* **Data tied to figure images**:

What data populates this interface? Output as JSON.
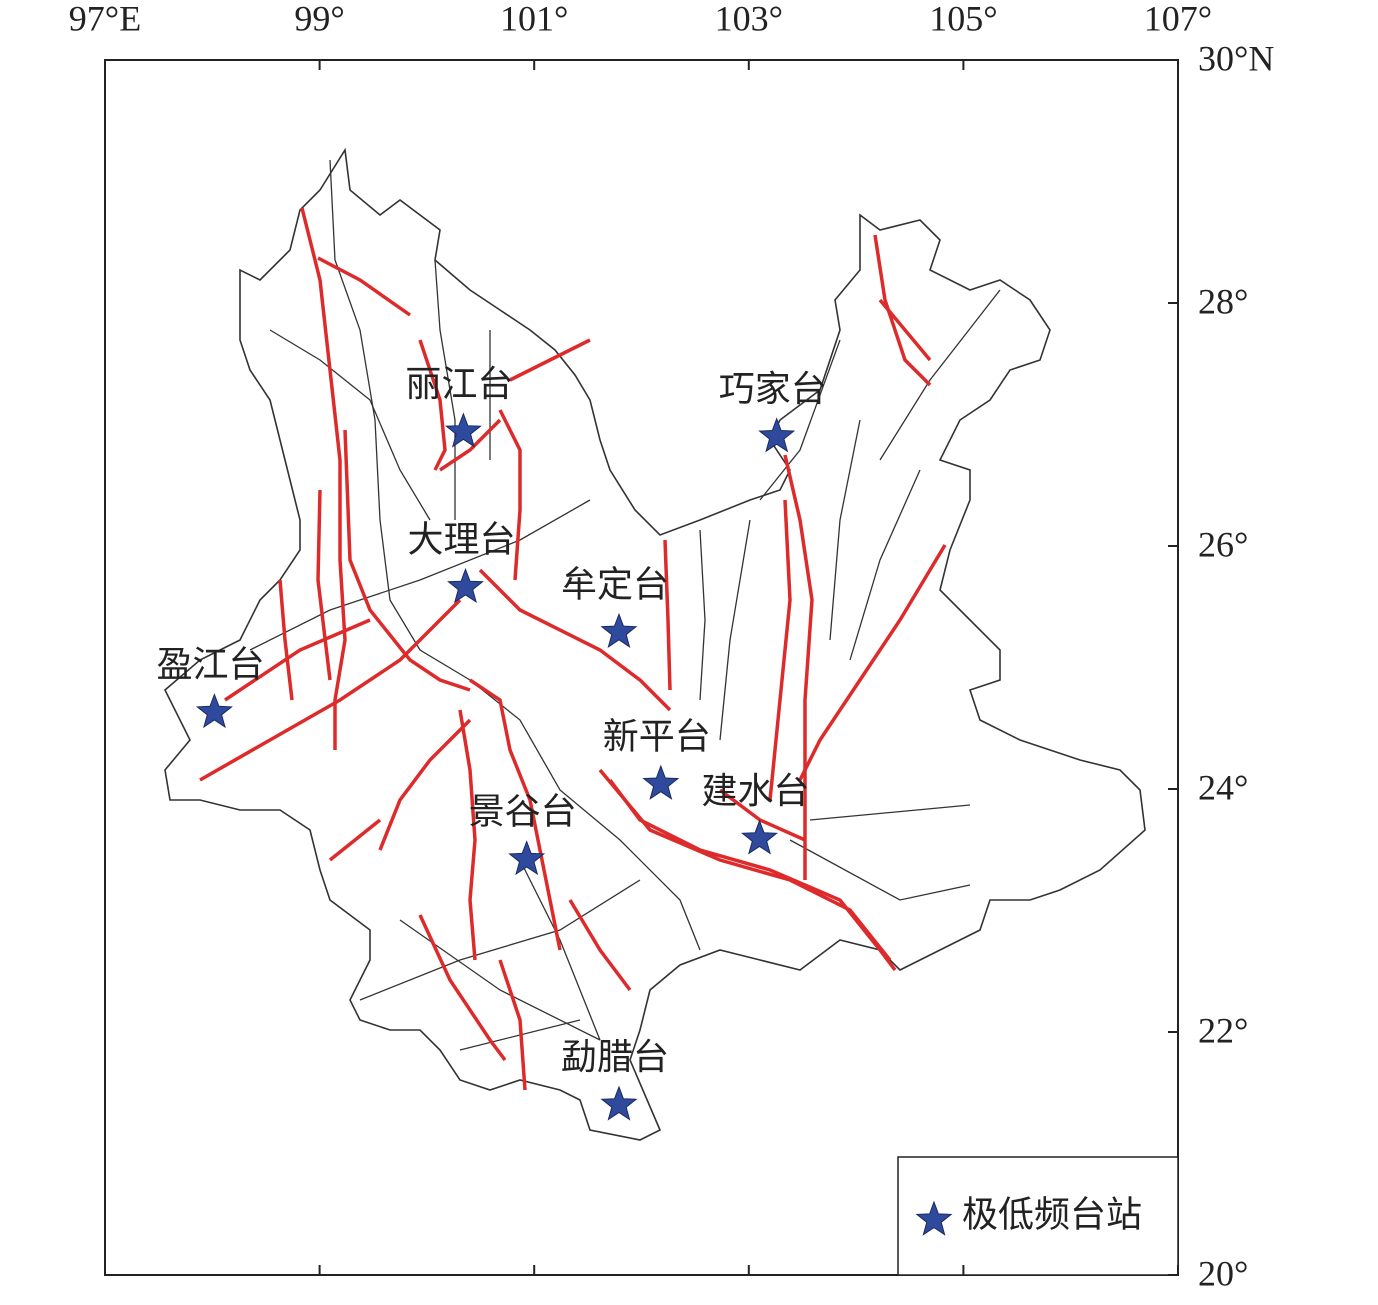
{
  "map": {
    "xlim": [
      97,
      107
    ],
    "ylim": [
      20,
      30
    ],
    "xticks": [
      {
        "value": 97,
        "label": "97°E"
      },
      {
        "value": 99,
        "label": "99°"
      },
      {
        "value": 101,
        "label": "101°"
      },
      {
        "value": 103,
        "label": "103°"
      },
      {
        "value": 105,
        "label": "105°"
      },
      {
        "value": 107,
        "label": "107°"
      }
    ],
    "yticks": [
      {
        "value": 30,
        "label": "30°N"
      },
      {
        "value": 28,
        "label": "28°"
      },
      {
        "value": 26,
        "label": "26°"
      },
      {
        "value": 24,
        "label": "24°"
      },
      {
        "value": 22,
        "label": "22°"
      },
      {
        "value": 20,
        "label": "20°"
      }
    ],
    "marker_color": "#2f4a9c",
    "stations": [
      {
        "name": "丽江台",
        "lon": 100.34,
        "lat": 26.94
      },
      {
        "name": "巧家台",
        "lon": 103.26,
        "lat": 26.9
      },
      {
        "name": "大理台",
        "lon": 100.36,
        "lat": 25.66
      },
      {
        "name": "牟定台",
        "lon": 101.79,
        "lat": 25.29
      },
      {
        "name": "盈江台",
        "lon": 98.02,
        "lat": 24.63
      },
      {
        "name": "新平台",
        "lon": 102.18,
        "lat": 24.04
      },
      {
        "name": "建水台",
        "lon": 103.1,
        "lat": 23.59
      },
      {
        "name": "景谷台",
        "lon": 100.93,
        "lat": 23.42
      },
      {
        "name": "勐腊台",
        "lon": 101.79,
        "lat": 21.4
      }
    ],
    "legend": "极低频台站"
  }
}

* **Work instructions**: Skip the pictures and print each record exactly as it stands.

* **Result**:
What data populates this interface? Output as JSON.
{
  "map": {
    "xlim": [
      97,
      107
    ],
    "ylim": [
      20,
      30
    ],
    "xticks": [
      {
        "value": 97,
        "label": "97°E"
      },
      {
        "value": 99,
        "label": "99°"
      },
      {
        "value": 101,
        "label": "101°"
      },
      {
        "value": 103,
        "label": "103°"
      },
      {
        "value": 105,
        "label": "105°"
      },
      {
        "value": 107,
        "label": "107°"
      }
    ],
    "yticks": [
      {
        "value": 30,
        "label": "30°N"
      },
      {
        "value": 28,
        "label": "28°"
      },
      {
        "value": 26,
        "label": "26°"
      },
      {
        "value": 24,
        "label": "24°"
      },
      {
        "value": 22,
        "label": "22°"
      },
      {
        "value": 20,
        "label": "20°"
      }
    ],
    "marker_color": "#2f4a9c",
    "stations": [
      {
        "name": "丽江台",
        "lon": 100.34,
        "lat": 26.94
      },
      {
        "name": "巧家台",
        "lon": 103.26,
        "lat": 26.9
      },
      {
        "name": "大理台",
        "lon": 100.36,
        "lat": 25.66
      },
      {
        "name": "牟定台",
        "lon": 101.79,
        "lat": 25.29
      },
      {
        "name": "盈江台",
        "lon": 98.02,
        "lat": 24.63
      },
      {
        "name": "新平台",
        "lon": 102.18,
        "lat": 24.04
      },
      {
        "name": "建水台",
        "lon": 103.1,
        "lat": 23.59
      },
      {
        "name": "景谷台",
        "lon": 100.93,
        "lat": 23.42
      },
      {
        "name": "勐腊台",
        "lon": 101.79,
        "lat": 21.4
      }
    ],
    "legend": "极低频台站"
  }
}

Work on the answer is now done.